# [What needs to be done]
Give every line below again, exactly.

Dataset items

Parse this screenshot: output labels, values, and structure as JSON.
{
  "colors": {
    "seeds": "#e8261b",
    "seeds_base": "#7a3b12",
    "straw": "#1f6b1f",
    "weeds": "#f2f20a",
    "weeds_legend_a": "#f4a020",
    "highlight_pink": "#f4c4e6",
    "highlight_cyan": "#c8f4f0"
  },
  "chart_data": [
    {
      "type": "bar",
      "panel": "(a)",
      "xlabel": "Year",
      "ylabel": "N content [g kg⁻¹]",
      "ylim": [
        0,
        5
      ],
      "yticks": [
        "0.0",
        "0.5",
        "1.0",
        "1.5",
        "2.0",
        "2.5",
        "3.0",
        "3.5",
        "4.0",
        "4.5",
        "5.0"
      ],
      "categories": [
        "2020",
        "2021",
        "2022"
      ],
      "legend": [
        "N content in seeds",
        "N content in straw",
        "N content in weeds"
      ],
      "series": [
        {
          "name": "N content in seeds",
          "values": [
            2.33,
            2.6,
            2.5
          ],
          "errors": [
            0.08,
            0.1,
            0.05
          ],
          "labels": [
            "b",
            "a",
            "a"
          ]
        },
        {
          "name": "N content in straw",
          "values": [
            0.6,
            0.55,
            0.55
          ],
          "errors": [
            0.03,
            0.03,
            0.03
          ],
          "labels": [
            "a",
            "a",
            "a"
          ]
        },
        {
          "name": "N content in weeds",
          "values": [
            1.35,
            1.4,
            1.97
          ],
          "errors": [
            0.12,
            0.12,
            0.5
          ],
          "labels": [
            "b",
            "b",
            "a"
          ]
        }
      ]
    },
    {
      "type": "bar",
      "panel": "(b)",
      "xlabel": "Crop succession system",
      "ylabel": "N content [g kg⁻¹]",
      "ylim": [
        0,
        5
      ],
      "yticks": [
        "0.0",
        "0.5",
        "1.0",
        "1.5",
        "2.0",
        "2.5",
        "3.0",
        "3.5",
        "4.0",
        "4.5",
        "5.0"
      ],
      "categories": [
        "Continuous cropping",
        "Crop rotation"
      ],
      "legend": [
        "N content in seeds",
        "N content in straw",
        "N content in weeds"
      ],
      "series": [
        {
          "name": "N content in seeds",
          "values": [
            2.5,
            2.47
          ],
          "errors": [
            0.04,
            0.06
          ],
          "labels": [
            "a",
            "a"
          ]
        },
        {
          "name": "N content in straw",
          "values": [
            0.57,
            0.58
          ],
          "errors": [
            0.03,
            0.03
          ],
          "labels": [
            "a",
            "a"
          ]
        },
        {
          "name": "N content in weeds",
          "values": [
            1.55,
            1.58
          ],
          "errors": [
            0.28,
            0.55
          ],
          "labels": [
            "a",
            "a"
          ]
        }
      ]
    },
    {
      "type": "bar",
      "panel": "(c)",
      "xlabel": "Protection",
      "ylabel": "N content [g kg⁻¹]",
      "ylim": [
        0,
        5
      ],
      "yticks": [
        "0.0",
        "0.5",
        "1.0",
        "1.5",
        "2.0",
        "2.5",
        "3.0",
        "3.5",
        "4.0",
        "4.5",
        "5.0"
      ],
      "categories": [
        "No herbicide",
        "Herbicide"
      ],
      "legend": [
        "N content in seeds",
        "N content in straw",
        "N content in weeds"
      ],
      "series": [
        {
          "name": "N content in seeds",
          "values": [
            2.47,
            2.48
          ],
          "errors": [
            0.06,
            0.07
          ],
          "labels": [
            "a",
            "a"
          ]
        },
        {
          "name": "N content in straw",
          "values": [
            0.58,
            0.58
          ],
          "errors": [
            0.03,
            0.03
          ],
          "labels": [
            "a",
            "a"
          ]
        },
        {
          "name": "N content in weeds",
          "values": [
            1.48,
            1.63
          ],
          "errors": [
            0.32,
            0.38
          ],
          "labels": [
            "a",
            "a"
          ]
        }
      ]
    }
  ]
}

# [Written answer]
Parse this screenshot: output labels, values, and structure as JSON.
{
  "colors": {
    "seeds": "#e8261b",
    "seeds_base": "#7a3b12",
    "straw": "#1f6b1f",
    "weeds": "#f2f20a",
    "weeds_legend_a": "#f4a020",
    "highlight_pink": "#f4c4e6",
    "highlight_cyan": "#c8f4f0"
  },
  "chart_data": [
    {
      "type": "bar",
      "panel": "(a)",
      "xlabel": "Year",
      "ylabel": "N content [g kg⁻¹]",
      "ylim": [
        0,
        5
      ],
      "yticks": [
        "0.0",
        "0.5",
        "1.0",
        "1.5",
        "2.0",
        "2.5",
        "3.0",
        "3.5",
        "4.0",
        "4.5",
        "5.0"
      ],
      "categories": [
        "2020",
        "2021",
        "2022"
      ],
      "legend": [
        "N content in seeds",
        "N content in straw",
        "N content in weeds"
      ],
      "series": [
        {
          "name": "N content in seeds",
          "values": [
            2.33,
            2.6,
            2.5
          ],
          "errors": [
            0.08,
            0.1,
            0.05
          ],
          "labels": [
            "b",
            "a",
            "a"
          ]
        },
        {
          "name": "N content in straw",
          "values": [
            0.6,
            0.55,
            0.55
          ],
          "errors": [
            0.03,
            0.03,
            0.03
          ],
          "labels": [
            "a",
            "a",
            "a"
          ]
        },
        {
          "name": "N content in weeds",
          "values": [
            1.35,
            1.4,
            1.97
          ],
          "errors": [
            0.12,
            0.12,
            0.5
          ],
          "labels": [
            "b",
            "b",
            "a"
          ]
        }
      ]
    },
    {
      "type": "bar",
      "panel": "(b)",
      "xlabel": "Crop succession system",
      "ylabel": "N content [g kg⁻¹]",
      "ylim": [
        0,
        5
      ],
      "yticks": [
        "0.0",
        "0.5",
        "1.0",
        "1.5",
        "2.0",
        "2.5",
        "3.0",
        "3.5",
        "4.0",
        "4.5",
        "5.0"
      ],
      "categories": [
        "Continuous cropping",
        "Crop rotation"
      ],
      "legend": [
        "N content in seeds",
        "N content in straw",
        "N content in weeds"
      ],
      "series": [
        {
          "name": "N content in seeds",
          "values": [
            2.5,
            2.47
          ],
          "errors": [
            0.04,
            0.06
          ],
          "labels": [
            "a",
            "a"
          ]
        },
        {
          "name": "N content in straw",
          "values": [
            0.57,
            0.58
          ],
          "errors": [
            0.03,
            0.03
          ],
          "labels": [
            "a",
            "a"
          ]
        },
        {
          "name": "N content in weeds",
          "values": [
            1.55,
            1.58
          ],
          "errors": [
            0.28,
            0.55
          ],
          "labels": [
            "a",
            "a"
          ]
        }
      ]
    },
    {
      "type": "bar",
      "panel": "(c)",
      "xlabel": "Protection",
      "ylabel": "N content [g kg⁻¹]",
      "ylim": [
        0,
        5
      ],
      "yticks": [
        "0.0",
        "0.5",
        "1.0",
        "1.5",
        "2.0",
        "2.5",
        "3.0",
        "3.5",
        "4.0",
        "4.5",
        "5.0"
      ],
      "categories": [
        "No herbicide",
        "Herbicide"
      ],
      "legend": [
        "N content in seeds",
        "N content in straw",
        "N content in weeds"
      ],
      "series": [
        {
          "name": "N content in seeds",
          "values": [
            2.47,
            2.48
          ],
          "errors": [
            0.06,
            0.07
          ],
          "labels": [
            "a",
            "a"
          ]
        },
        {
          "name": "N content in straw",
          "values": [
            0.58,
            0.58
          ],
          "errors": [
            0.03,
            0.03
          ],
          "labels": [
            "a",
            "a"
          ]
        },
        {
          "name": "N content in weeds",
          "values": [
            1.48,
            1.63
          ],
          "errors": [
            0.32,
            0.38
          ],
          "labels": [
            "a",
            "a"
          ]
        }
      ]
    }
  ]
}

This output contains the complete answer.